- **Directions for this task**
Pull every "público" line out of the data below.

'''

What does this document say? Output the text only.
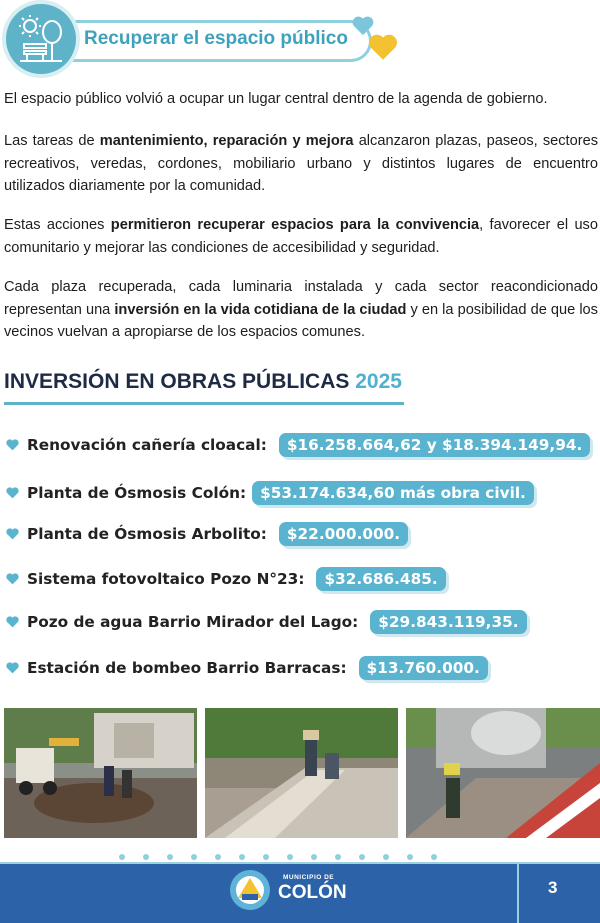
Recuperar el espacio público

El espacio público volvió a ocupar un lugar central dentro de la agenda de gobierno.

Las tareas de mantenimiento, reparación y mejora alcanzaron plazas, paseos, sectores recreativos, veredas, cordones, mobiliario urbano y distintos lugares de encuentro utilizados diariamente por la comunidad.

Estas acciones permitieron recuperar espacios para la convivencia, favorecer el uso comunitario y mejorar las condiciones de accesibilidad y seguridad.

Cada plaza recuperada, cada luminaria instalada y cada sector reacondicionado representan una inversión en la vida cotidiana de la ciudad y en la posibilidad de que los vecinos vuelvan a apropiarse de los espacios comunes.

INVERSIÓN EN OBRAS PÚBLICAS 2025
Renovación cañería cloacal:	$16.258.664,62 y $18.394.149,94.
Planta de Ósmosis Colón: $53.174.634,60 más obra civil.
Planta de Ósmosis Arbolito:	$22.000.000.
Sistema fotovoltaico Pozo N°23:	$32.686.485.
Pozo de agua Barrio Mirador del Lago:	$29.843.119,35.
Estación de bombeo Barrio Barracas:	$13.760.000.
MUNICIPIO DE
COLÓN	3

'''

- **Answer for the task**
Recuperar el espacio público
El espacio público volvió a ocupar un lugar central dentro de la agenda de gobierno.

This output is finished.